(Data records)
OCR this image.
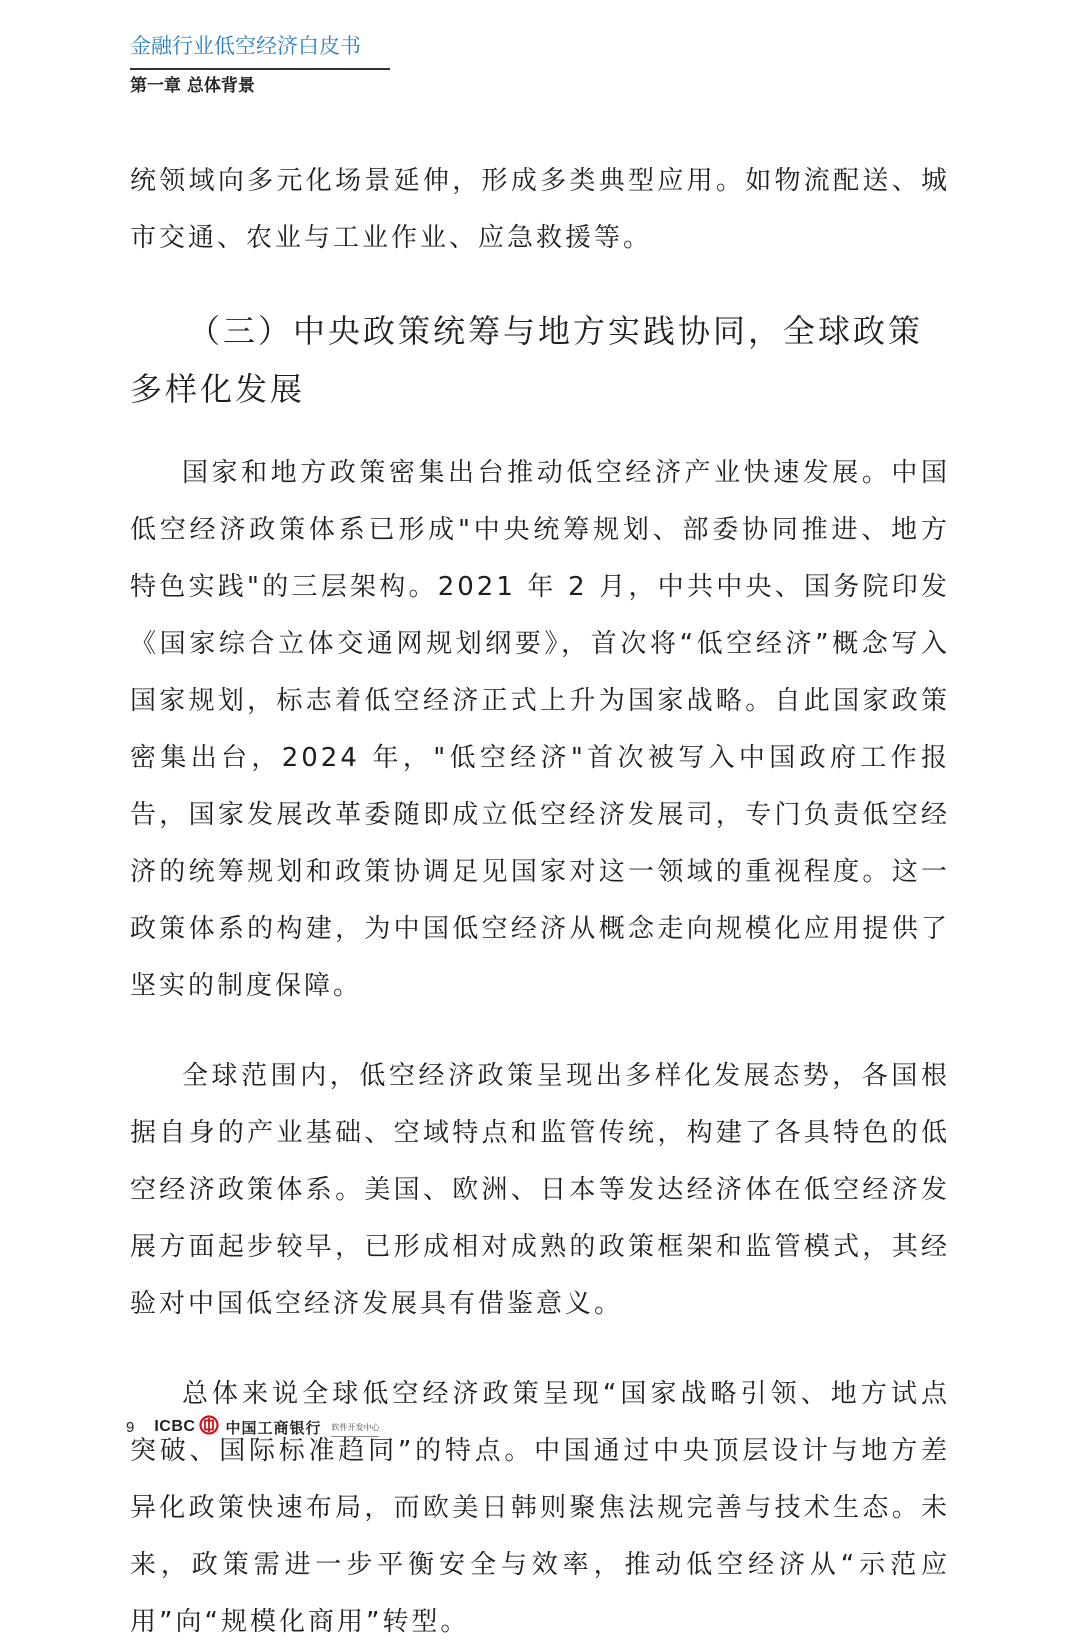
金融行业低空经济白皮书
第一章 总体背景

统领域向多元化场景延伸，形成多类典型应用。如物流配送、城市交通、农业与工业作业、应急救援等。

（三）中央政策统筹与地方实践协同，全球政策多样化发展

国家和地方政策密集出台推动低空经济产业快速发展。中国低空经济政策体系已形成"中央统筹规划、部委协同推进、地方特色实践"的三层架构。2021 年 2 月，中共中央、国务院印发《国家综合立体交通网规划纲要》，首次将“低空经济”概念写入国家规划，标志着低空经济正式上升为国家战略。自此国家政策密集出台，2024 年，"低空经济"首次被写入中国政府工作报告，国家发展改革委随即成立低空经济发展司，专门负责低空经济的统筹规划和政策协调足见国家对这一领域的重视程度。这一政策体系的构建，为中国低空经济从概念走向规模化应用提供了坚实的制度保障。

全球范围内，低空经济政策呈现出多样化发展态势，各国根据自身的产业基础、空域特点和监管传统，构建了各具特色的低空经济政策体系。美国、欧洲、日本等发达经济体在低空经济发展方面起步较早，已形成相对成熟的政策框架和监管模式，其经验对中国低空经济发展具有借鉴意义。

总体来说全球低空经济政策呈现“国家战略引领、地方试点突破、国际标准趋同”的特点。中国通过中央顶层设计与地方差异化政策快速布局，而欧美日韩则聚焦法规完善与技术生态。未来，政策需进一步平衡安全与效率，推动低空经济从“示范应用”向“规模化商用”转型。

9 ICBC 中国工商银行 软件开发中心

# The problem:
Each line above is to be copied verbatim. Drop any image from the copy.

# Reply to the exercise:
OCR this image.
金融行业低空经济白皮书
第一章 总体背景

统领域向多元化场景延伸，形成多类典型应用。如物流配送、城市交通、农业与工业作业、应急救援等。

（三）中央政策统筹与地方实践协同，全球政策多样化发展

国家和地方政策密集出台推动低空经济产业快速发展。中国低空经济政策体系已形成"中央统筹规划、部委协同推进、地方特色实践"的三层架构。2021 年 2 月，中共中央、国务院印发《国家综合立体交通网规划纲要》，首次将“低空经济”概念写入国家规划，标志着低空经济正式上升为国家战略。自此国家政策密集出台，2024 年，"低空经济"首次被写入中国政府工作报告，国家发展改革委随即成立低空经济发展司，专门负责低空经济的统筹规划和政策协调足见国家对这一领域的重视程度。这一政策体系的构建，为中国低空经济从概念走向规模化应用提供了坚实的制度保障。

全球范围内，低空经济政策呈现出多样化发展态势，各国根据自身的产业基础、空域特点和监管传统，构建了各具特色的低空经济政策体系。美国、欧洲、日本等发达经济体在低空经济发展方面起步较早，已形成相对成熟的政策框架和监管模式，其经验对中国低空经济发展具有借鉴意义。

总体来说全球低空经济政策呈现“国家战略引领、地方试点突破、国际标准趋同”的特点。中国通过中央顶层设计与地方差异化政策快速布局，而欧美日韩则聚焦法规完善与技术生态。未来，政策需进一步平衡安全与效率，推动低空经济从“示范应用”向“规模化商用”转型。

9 ICBC 中国工商银行 软件开发中心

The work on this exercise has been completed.